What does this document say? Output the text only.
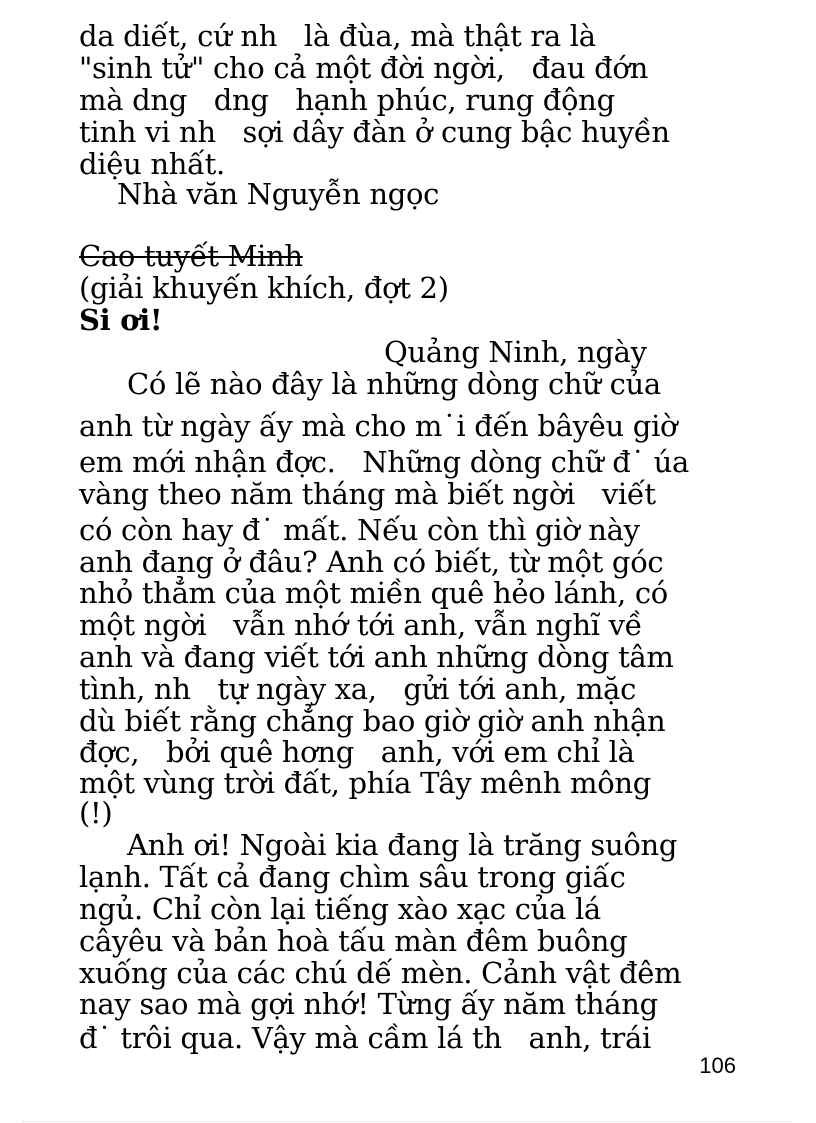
da diết, cứ nh   là đùa, mà thật ra là

"sinh tử" cho cả một đời ngời,   đau đớn

mà dng   dng   hạnh phúc, rung động

tinh vi nh   sợi dây đàn ở cung bậc huyền

diệu nhất.

Nhà văn Nguyễn ngọc

Cao tuyết Minh

(giải khuyến khích, đợt 2)

Si ơi!

Quảng Ninh, ngày

Có lẽ nào đây là những dòng chữ của

anh từ ngày ấy mà cho m˙i đến bâyêu giờ

em mới nhận đợc.   Những dòng chữ đ˙ úa

vàng theo năm tháng mà biết ngời   viết

có còn hay đ˙ mất. Nếu còn thì giờ này

anh đang ở đâu? Anh có biết, từ một góc

nhỏ thẳm của một miền quê hẻo lánh, có

một ngời   vẫn nhớ tới anh, vẫn nghĩ về

anh và đang viết tới anh những dòng tâm

tình, nh   tự ngày xa,   gửi tới anh, mặc

dù biết rằng chẳng bao giờ giờ anh nhận

đợc,   bởi quê hơng   anh, với em chỉ là

một vùng trời đất, phía Tây mênh mông

(!)

Anh ơi! Ngoài kia đang là trăng suông

lạnh. Tất cả đang chìm sâu trong giấc

ngủ. Chỉ còn lại tiếng xào xạc của lá

câyêu và bản hoà tấu màn đêm buông

xuống của các chú dế mèn. Cảnh vật đêm

nay sao mà gợi nhớ! Từng ấy năm tháng

đ˙ trôi qua. Vậy mà cầm lá th   anh, trái

106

= Exercise goal =
Reproduce each line from the records that contains the word "đang".

= Result for this task =
anh đang ở đâu? Anh có biết, từ một góc
anh và đang viết tới anh những dòng tâm
Anh ơi! Ngoài kia đang là trăng suông
lạnh. Tất cả đang chìm sâu trong giấc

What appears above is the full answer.